> [DATA ENTRIES]:
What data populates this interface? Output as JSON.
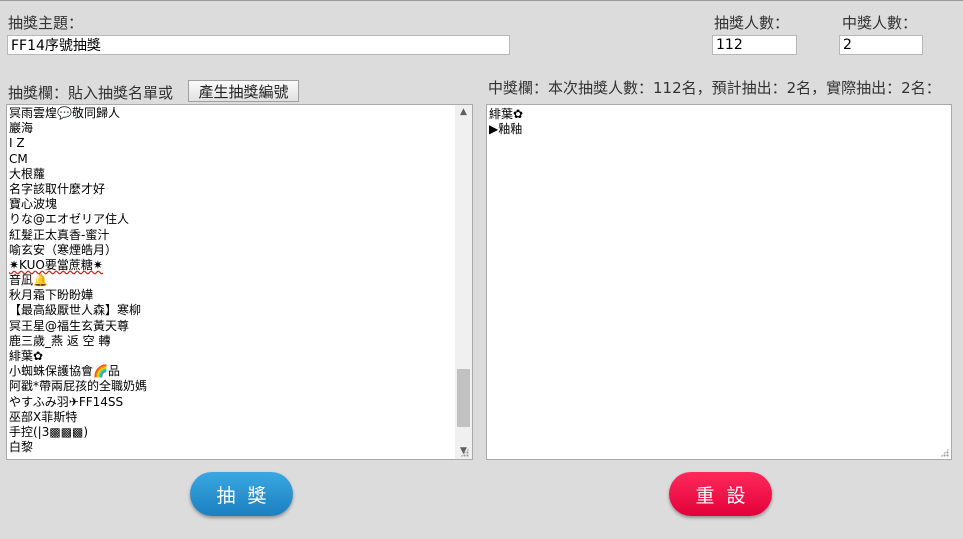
{
  "header": {
    "topic_label": "抽獎主題：",
    "topic_value": "FF14序號抽獎",
    "count_label": "抽獎人數：",
    "count_value": "112",
    "winners_label": "中獎人數：",
    "winners_value": "2"
  },
  "draw_pool": {
    "label": "抽獎欄：貼入抽獎名單或",
    "generate_button": "產生抽獎編號",
    "entries": [
      "冥雨雲煌💬敬同歸人",
      "巖海",
      "I Z",
      "CM",
      "大根蘿",
      "名字該取什麼才好",
      "寶心波塊",
      "りな@エオゼリア住人",
      "紅髮正太真香-蜜汁",
      "喻玄安（寒煙皓月）",
      "✷KUO要當蔗糖✷",
      "音凪🔔",
      "秋月霜下盼盼嬅",
      "【最高級厭世人森】寒柳",
      "冥王星@福生玄黃天尊",
      "鹿三歲_燕 返 空 轉",
      "緋葉✿",
      "小蜘蛛保護協會🌈品",
      "阿戳*帶兩屁孩的全職奶媽",
      "やすふみ羽✈FF14SS",
      "巫部X菲斯特",
      "手控(|3▩▩▩)",
      "白黎"
    ]
  },
  "winner_pool": {
    "label": "中獎欄：本次抽獎人數：112名，預計抽出：2名，實際抽出：2名：",
    "entries": [
      "緋葉✿",
      "▶釉釉"
    ]
  },
  "actions": {
    "draw_label": "抽獎",
    "reset_label": "重設"
  },
  "colors": {
    "background": "#dcdcdc",
    "draw_button": "#1b7fc0",
    "reset_button": "#e2003a"
  }
}
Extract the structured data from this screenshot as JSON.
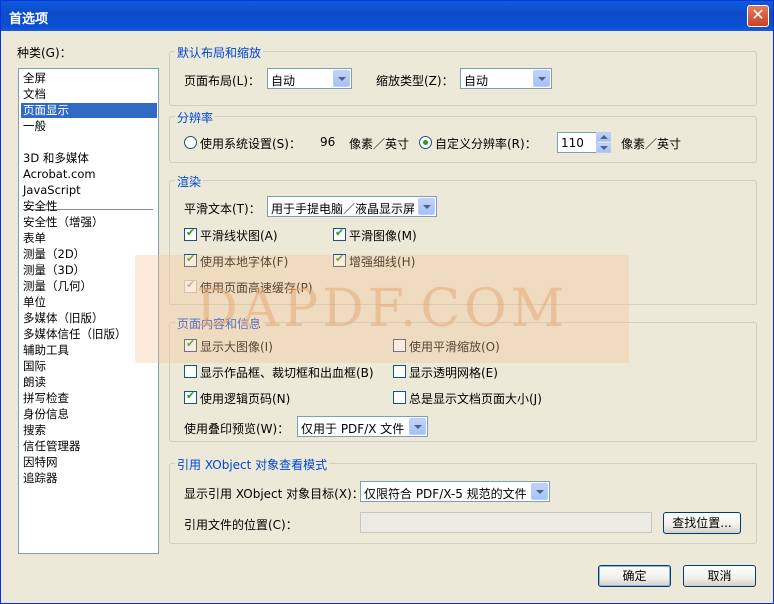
{
  "window": {
    "title": "首选项",
    "close_glyph": "✕"
  },
  "categories": {
    "label": "种类(G)：",
    "items": [
      "全屏",
      "文档",
      "页面显示",
      "一般",
      "3D 和多媒体",
      "Acrobat.com",
      "JavaScript",
      "安全性",
      "安全性（增强）",
      "表单",
      "测量（2D）",
      "测量（3D）",
      "测量（几何）",
      "单位",
      "多媒体（旧版）",
      "多媒体信任（旧版）",
      "辅助工具",
      "国际",
      "朗读",
      "拼写检查",
      "身份信息",
      "搜索",
      "信任管理器",
      "因特网",
      "追踪器"
    ],
    "selected_index": 2
  },
  "layout_zoom": {
    "title": "默认布局和缩放",
    "page_layout_label": "页面布局(L)：",
    "page_layout_value": "自动",
    "zoom_type_label": "缩放类型(Z)：",
    "zoom_type_value": "自动"
  },
  "resolution": {
    "title": "分辨率",
    "system_label": "使用系统设置(S)：",
    "system_value": "96",
    "system_unit": "像素／英寸",
    "custom_label": "自定义分辨率(R)：",
    "custom_value": "110",
    "custom_unit": "像素／英寸",
    "selected": "custom"
  },
  "rendering": {
    "title": "渲染",
    "smooth_text_label": "平滑文本(T)：",
    "smooth_text_value": "用于手提电脑／液晶显示屏",
    "smooth_line_art": {
      "label": "平滑线状图(A)",
      "checked": true
    },
    "smooth_images": {
      "label": "平滑图像(M)",
      "checked": true
    },
    "use_local_fonts": {
      "label": "使用本地字体(F)",
      "checked": true
    },
    "enhance_thin_lines": {
      "label": "增强细线(H)",
      "checked": true
    },
    "use_page_cache": {
      "label": "使用页面高速缓存(P)",
      "checked": true
    }
  },
  "page_content": {
    "title": "页面内容和信息",
    "show_large_images": {
      "label": "显示大图像(I)",
      "checked": true
    },
    "use_smooth_zoom": {
      "label": "使用平滑缩放(O)",
      "checked": false
    },
    "show_art_trim_bleed": {
      "label": "显示作品框、裁切框和出血框(B)",
      "checked": false
    },
    "show_transparency_grid": {
      "label": "显示透明网格(E)",
      "checked": false
    },
    "use_logical_page_numbers": {
      "label": "使用逻辑页码(N)",
      "checked": true
    },
    "always_show_doc_page_size": {
      "label": "总是显示文档页面大小(J)",
      "checked": false
    },
    "overprint_preview_label": "使用叠印预览(W)：",
    "overprint_preview_value": "仅用于 PDF/X 文件"
  },
  "xobject": {
    "title": "引用 XObject 对象查看模式",
    "show_targets_label": "显示引用 XObject 对象目标(X)：",
    "show_targets_value": "仅限符合 PDF/X-5 规范的文件",
    "file_location_label": "引用文件的位置(C)：",
    "file_location_value": "",
    "browse_label": "查找位置..."
  },
  "buttons": {
    "ok": "确定",
    "cancel": "取消"
  },
  "watermark": {
    "text": "DAPDF.COM"
  }
}
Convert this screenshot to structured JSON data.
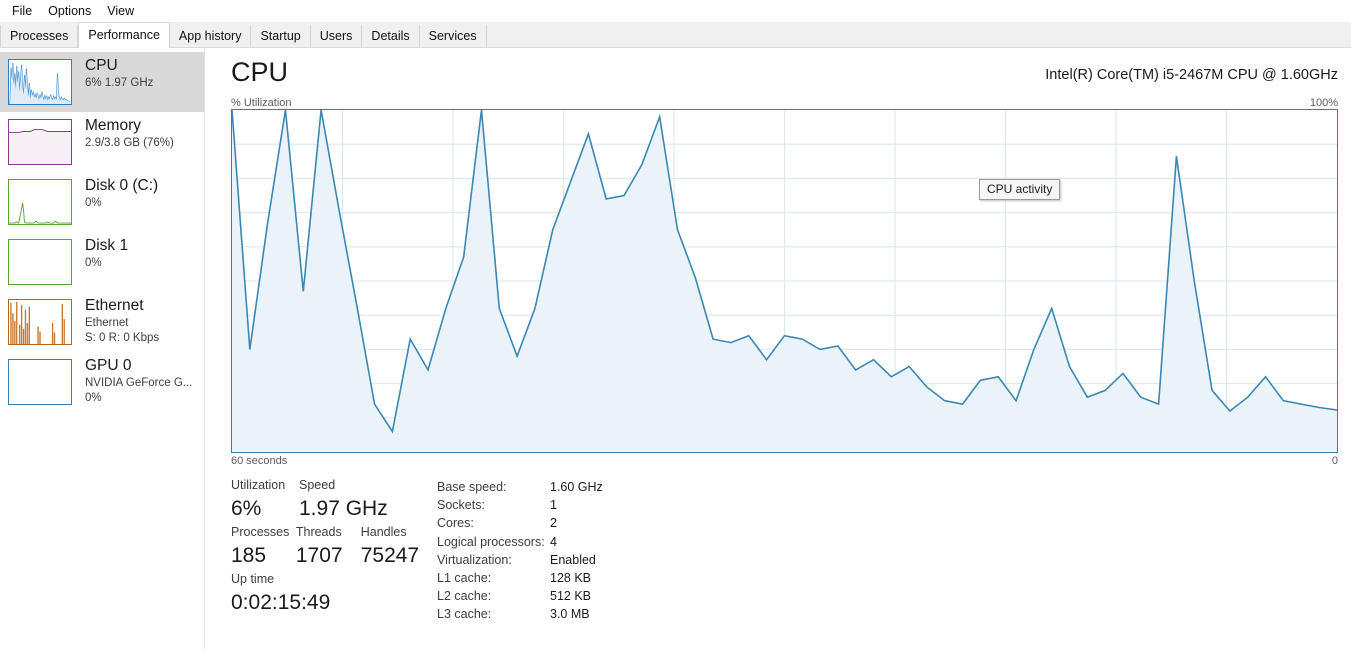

> [WHAT IS ASKED]: Reproduce all of the material above word for word. Omit the pictures.

> [FULL OUTPUT]:
What data populates this interface? Output as JSON.
{
  "header": {
    "topic_label": "抽獎主題：",
    "topic_value": "FF14序號抽獎",
    "count_label": "抽獎人數：",
    "count_value": "112",
    "winners_label": "中獎人數：",
    "winners_value": "2"
  },
  "draw_pool": {
    "label": "抽獎欄：貼入抽獎名單或",
    "generate_button": "產生抽獎編號",
    "entries": [
      "冥雨雲煌💬敬同歸人",
      "巖海",
      "I Z",
      "CM",
      "大根蘿",
      "名字該取什麼才好",
      "寶心波塊",
      "りな@エオゼリア住人",
      "紅髮正太真香-蜜汁",
      "喻玄安（寒煙皓月）",
      "✷KUO要當蔗糖✷",
      "音凪🔔",
      "秋月霜下盼盼嬅",
      "【最高級厭世人森】寒柳",
      "冥王星@福生玄黃天尊",
      "鹿三歲_燕 返 空 轉",
      "緋葉✿",
      "小蜘蛛保護協會🌈品",
      "阿戳*帶兩屁孩的全職奶媽",
      "やすふみ羽✈FF14SS",
      "巫部X菲斯特",
      "手控(|3▩▩▩)",
      "白黎"
    ]
  },
  "winner_pool": {
    "label": "中獎欄：本次抽獎人數：112名，預計抽出：2名，實際抽出：2名：",
    "entries": [
      "緋葉✿",
      "▶釉釉"
    ]
  },
  "actions": {
    "draw_label": "抽獎",
    "reset_label": "重設"
  },
  "colors": {
    "background": "#dcdcdc",
    "draw_button": "#1b7fc0",
    "reset_button": "#e2003a"
  }
}
Extract the structured data from this screenshot as JSON.
{
  "window": {
    "title": "首选项",
    "close_glyph": "✕"
  },
  "categories": {
    "label": "种类(G)：",
    "items": [
      "全屏",
      "文档",
      "页面显示",
      "一般",
      "3D 和多媒体",
      "Acrobat.com",
      "JavaScript",
      "安全性",
      "安全性（增强）",
      "表单",
      "测量（2D）",
      "测量（3D）",
      "测量（几何）",
      "单位",
      "多媒体（旧版）",
      "多媒体信任（旧版）",
      "辅助工具",
      "国际",
      "朗读",
      "拼写检查",
      "身份信息",
      "搜索",
      "信任管理器",
      "因特网",
      "追踪器"
    ],
    "selected_index": 2
  },
  "layout_zoom": {
    "title": "默认布局和缩放",
    "page_layout_label": "页面布局(L)：",
    "page_layout_value": "自动",
    "zoom_type_label": "缩放类型(Z)：",
    "zoom_type_value": "自动"
  },
  "resolution": {
    "title": "分辨率",
    "system_label": "使用系统设置(S)：",
    "system_value": "96",
    "system_unit": "像素／英寸",
    "custom_label": "自定义分辨率(R)：",
    "custom_value": "110",
    "custom_unit": "像素／英寸",
    "selected": "custom"
  },
  "rendering": {
    "title": "渲染",
    "smooth_text_label": "平滑文本(T)：",
    "smooth_text_value": "用于手提电脑／液晶显示屏",
    "smooth_line_art": {
      "label": "平滑线状图(A)",
      "checked": true
    },
    "smooth_images": {
      "label": "平滑图像(M)",
      "checked": true
    },
    "use_local_fonts": {
      "label": "使用本地字体(F)",
      "checked": true
    },
    "enhance_thin_lines": {
      "label": "增强细线(H)",
      "checked": true
    },
    "use_page_cache": {
      "label": "使用页面高速缓存(P)",
      "checked": true
    }
  },
  "page_content": {
    "title": "页面内容和信息",
    "show_large_images": {
      "label": "显示大图像(I)",
      "checked": true
    },
    "use_smooth_zoom": {
      "label": "使用平滑缩放(O)",
      "checked": false
    },
    "show_art_trim_bleed": {
      "label": "显示作品框、裁切框和出血框(B)",
      "checked": false
    },
    "show_transparency_grid": {
      "label": "显示透明网格(E)",
      "checked": false
    },
    "use_logical_page_numbers": {
      "label": "使用逻辑页码(N)",
      "checked": true
    },
    "always_show_doc_page_size": {
      "label": "总是显示文档页面大小(J)",
      "checked": false
    },
    "overprint_preview_label": "使用叠印预览(W)：",
    "overprint_preview_value": "仅用于 PDF/X 文件"
  },
  "xobject": {
    "title": "引用 XObject 对象查看模式",
    "show_targets_label": "显示引用 XObject 对象目标(X)：",
    "show_targets_value": "仅限符合 PDF/X-5 规范的文件",
    "file_location_label": "引用文件的位置(C)：",
    "file_location_value": "",
    "browse_label": "查找位置..."
  },
  "buttons": {
    "ok": "确定",
    "cancel": "取消"
  },
  "watermark": {
    "text": "DAPDF.COM"
  }
}
Convert this screenshot to structured JSON data.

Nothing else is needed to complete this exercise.